(begin)

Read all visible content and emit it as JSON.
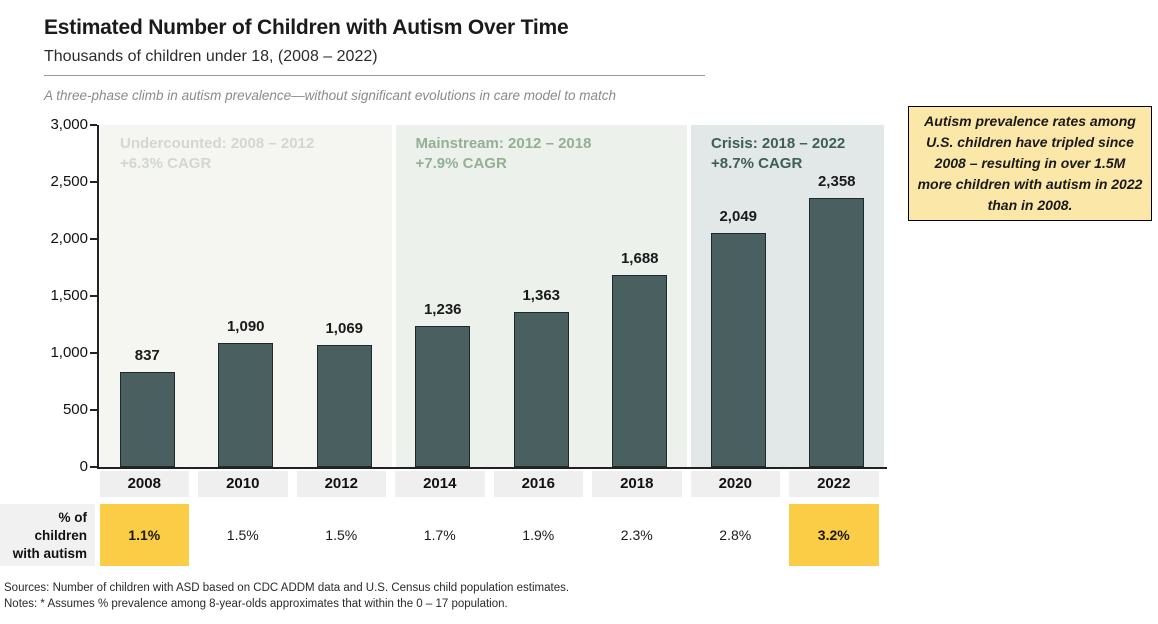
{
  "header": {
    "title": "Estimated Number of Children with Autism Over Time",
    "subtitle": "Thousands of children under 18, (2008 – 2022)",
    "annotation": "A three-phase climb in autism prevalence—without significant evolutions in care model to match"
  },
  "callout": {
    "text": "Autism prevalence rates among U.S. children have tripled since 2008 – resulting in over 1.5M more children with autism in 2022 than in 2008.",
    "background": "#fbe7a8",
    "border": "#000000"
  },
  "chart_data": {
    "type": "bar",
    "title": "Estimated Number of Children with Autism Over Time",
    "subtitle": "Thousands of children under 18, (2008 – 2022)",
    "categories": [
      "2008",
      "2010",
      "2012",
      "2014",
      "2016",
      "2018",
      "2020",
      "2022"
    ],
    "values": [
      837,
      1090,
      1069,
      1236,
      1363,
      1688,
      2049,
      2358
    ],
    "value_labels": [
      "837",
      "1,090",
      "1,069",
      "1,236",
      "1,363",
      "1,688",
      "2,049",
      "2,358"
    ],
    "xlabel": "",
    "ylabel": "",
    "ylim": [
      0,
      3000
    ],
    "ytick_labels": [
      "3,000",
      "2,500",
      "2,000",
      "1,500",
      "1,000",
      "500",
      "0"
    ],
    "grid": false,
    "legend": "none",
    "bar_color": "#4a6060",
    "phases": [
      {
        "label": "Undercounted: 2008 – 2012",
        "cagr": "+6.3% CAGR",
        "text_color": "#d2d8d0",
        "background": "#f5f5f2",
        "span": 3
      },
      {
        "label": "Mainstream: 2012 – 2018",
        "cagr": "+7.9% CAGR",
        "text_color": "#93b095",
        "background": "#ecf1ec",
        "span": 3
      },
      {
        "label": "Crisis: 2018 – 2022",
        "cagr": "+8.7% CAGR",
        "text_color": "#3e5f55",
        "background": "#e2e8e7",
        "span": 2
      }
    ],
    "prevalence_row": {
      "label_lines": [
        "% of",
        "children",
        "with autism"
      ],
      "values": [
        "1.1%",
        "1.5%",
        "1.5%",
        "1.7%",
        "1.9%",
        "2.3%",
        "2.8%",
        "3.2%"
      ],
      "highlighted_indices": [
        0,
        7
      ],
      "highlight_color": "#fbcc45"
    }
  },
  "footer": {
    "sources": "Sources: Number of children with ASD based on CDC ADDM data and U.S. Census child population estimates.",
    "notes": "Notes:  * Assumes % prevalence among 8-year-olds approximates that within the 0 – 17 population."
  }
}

(end)

Repeat all the data as it stands, dropping any images it holds.

Read all visible content and emit it as JSON.
{
  "header": {
    "title": "Estimated Number of Children with Autism Over Time",
    "subtitle": "Thousands of children under 18, (2008 – 2022)",
    "annotation": "A three-phase climb in autism prevalence—without significant evolutions in care model to match"
  },
  "callout": {
    "text": "Autism prevalence rates among U.S. children have tripled since 2008 – resulting in over 1.5M more children with autism in 2022 than in 2008.",
    "background": "#fbe7a8",
    "border": "#000000"
  },
  "chart_data": {
    "type": "bar",
    "title": "Estimated Number of Children with Autism Over Time",
    "subtitle": "Thousands of children under 18, (2008 – 2022)",
    "categories": [
      "2008",
      "2010",
      "2012",
      "2014",
      "2016",
      "2018",
      "2020",
      "2022"
    ],
    "values": [
      837,
      1090,
      1069,
      1236,
      1363,
      1688,
      2049,
      2358
    ],
    "value_labels": [
      "837",
      "1,090",
      "1,069",
      "1,236",
      "1,363",
      "1,688",
      "2,049",
      "2,358"
    ],
    "xlabel": "",
    "ylabel": "",
    "ylim": [
      0,
      3000
    ],
    "ytick_labels": [
      "3,000",
      "2,500",
      "2,000",
      "1,500",
      "1,000",
      "500",
      "0"
    ],
    "grid": false,
    "legend": "none",
    "bar_color": "#4a6060",
    "phases": [
      {
        "label": "Undercounted: 2008 – 2012",
        "cagr": "+6.3% CAGR",
        "text_color": "#d2d8d0",
        "background": "#f5f5f2",
        "span": 3
      },
      {
        "label": "Mainstream: 2012 – 2018",
        "cagr": "+7.9% CAGR",
        "text_color": "#93b095",
        "background": "#ecf1ec",
        "span": 3
      },
      {
        "label": "Crisis: 2018 – 2022",
        "cagr": "+8.7% CAGR",
        "text_color": "#3e5f55",
        "background": "#e2e8e7",
        "span": 2
      }
    ],
    "prevalence_row": {
      "label_lines": [
        "% of",
        "children",
        "with autism"
      ],
      "values": [
        "1.1%",
        "1.5%",
        "1.5%",
        "1.7%",
        "1.9%",
        "2.3%",
        "2.8%",
        "3.2%"
      ],
      "highlighted_indices": [
        0,
        7
      ],
      "highlight_color": "#fbcc45"
    }
  },
  "footer": {
    "sources": "Sources: Number of children with ASD based on CDC ADDM data and U.S. Census child population estimates.",
    "notes": "Notes:  * Assumes % prevalence among 8-year-olds approximates that within the 0 – 17 population."
  }
}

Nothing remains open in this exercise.